● **PROMPT**:
Omit the pictures, then write out every entry exactly as it reads.

───── RAW DATA

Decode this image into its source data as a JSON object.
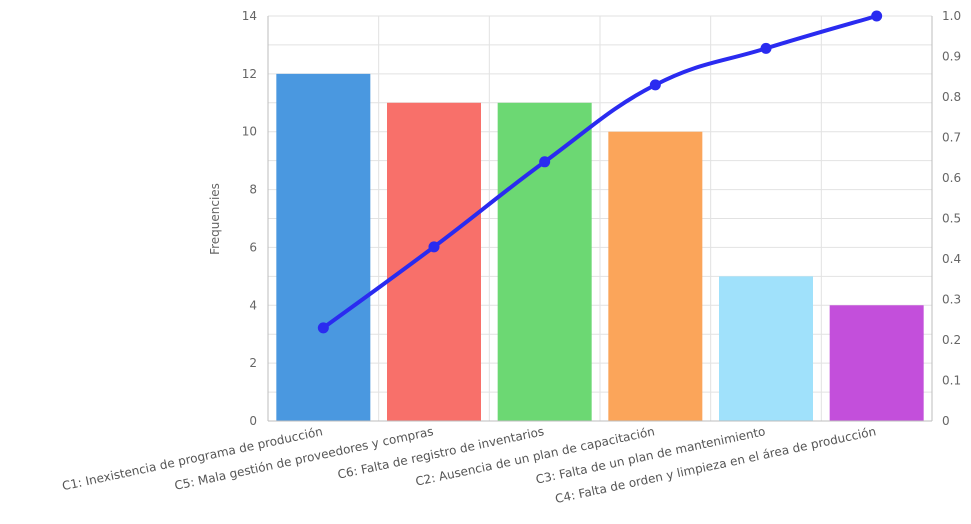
{
  "chart_data": {
    "type": "bar",
    "ylabel": "Frequencies",
    "ylim": [
      0,
      14
    ],
    "y_ticks": [
      "0",
      "2",
      "4",
      "6",
      "8",
      "10",
      "12",
      "14"
    ],
    "y2lim": [
      0,
      1.0
    ],
    "y2_ticks": [
      "0",
      "0.1",
      "0.2",
      "0.3",
      "0.4",
      "0.5",
      "0.6",
      "0.7",
      "0.8",
      "0.9",
      "1.0"
    ],
    "grid": true,
    "categories": [
      "C1: Inexistencia de programa de producción",
      "C5: Mala gestión de proveedores y compras",
      "C6: Falta de registro de inventarios",
      "C2: Ausencia de un plan de capacitación",
      "C3: Falta de un plan de mantenimiento",
      "C4: Falta de orden y limpieza en el área de producción"
    ],
    "series": [
      {
        "type": "bar",
        "axis": "left",
        "values": [
          12,
          11,
          11,
          10,
          5,
          4
        ],
        "colors": [
          "#4a98e0",
          "#f8706a",
          "#6cd873",
          "#fba55a",
          "#a0e1fb",
          "#c34fdb"
        ]
      },
      {
        "type": "line",
        "axis": "right",
        "values": [
          0.23,
          0.43,
          0.64,
          0.83,
          0.92,
          1.0
        ],
        "color": "#2a2bf0"
      }
    ]
  }
}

──────────

● **RESPONSE TO THE EXERCISE**:
Decode this image into its source data as a JSON object.
{
  "chart_data": {
    "type": "bar",
    "ylabel": "Frequencies",
    "ylim": [
      0,
      14
    ],
    "y_ticks": [
      "0",
      "2",
      "4",
      "6",
      "8",
      "10",
      "12",
      "14"
    ],
    "y2lim": [
      0,
      1.0
    ],
    "y2_ticks": [
      "0",
      "0.1",
      "0.2",
      "0.3",
      "0.4",
      "0.5",
      "0.6",
      "0.7",
      "0.8",
      "0.9",
      "1.0"
    ],
    "grid": true,
    "categories": [
      "C1: Inexistencia de programa de producción",
      "C5: Mala gestión de proveedores y compras",
      "C6: Falta de registro de inventarios",
      "C2: Ausencia de un plan de capacitación",
      "C3: Falta de un plan de mantenimiento",
      "C4: Falta de orden y limpieza en el área de producción"
    ],
    "series": [
      {
        "type": "bar",
        "axis": "left",
        "values": [
          12,
          11,
          11,
          10,
          5,
          4
        ],
        "colors": [
          "#4a98e0",
          "#f8706a",
          "#6cd873",
          "#fba55a",
          "#a0e1fb",
          "#c34fdb"
        ]
      },
      {
        "type": "line",
        "axis": "right",
        "values": [
          0.23,
          0.43,
          0.64,
          0.83,
          0.92,
          1.0
        ],
        "color": "#2a2bf0"
      }
    ]
  }
}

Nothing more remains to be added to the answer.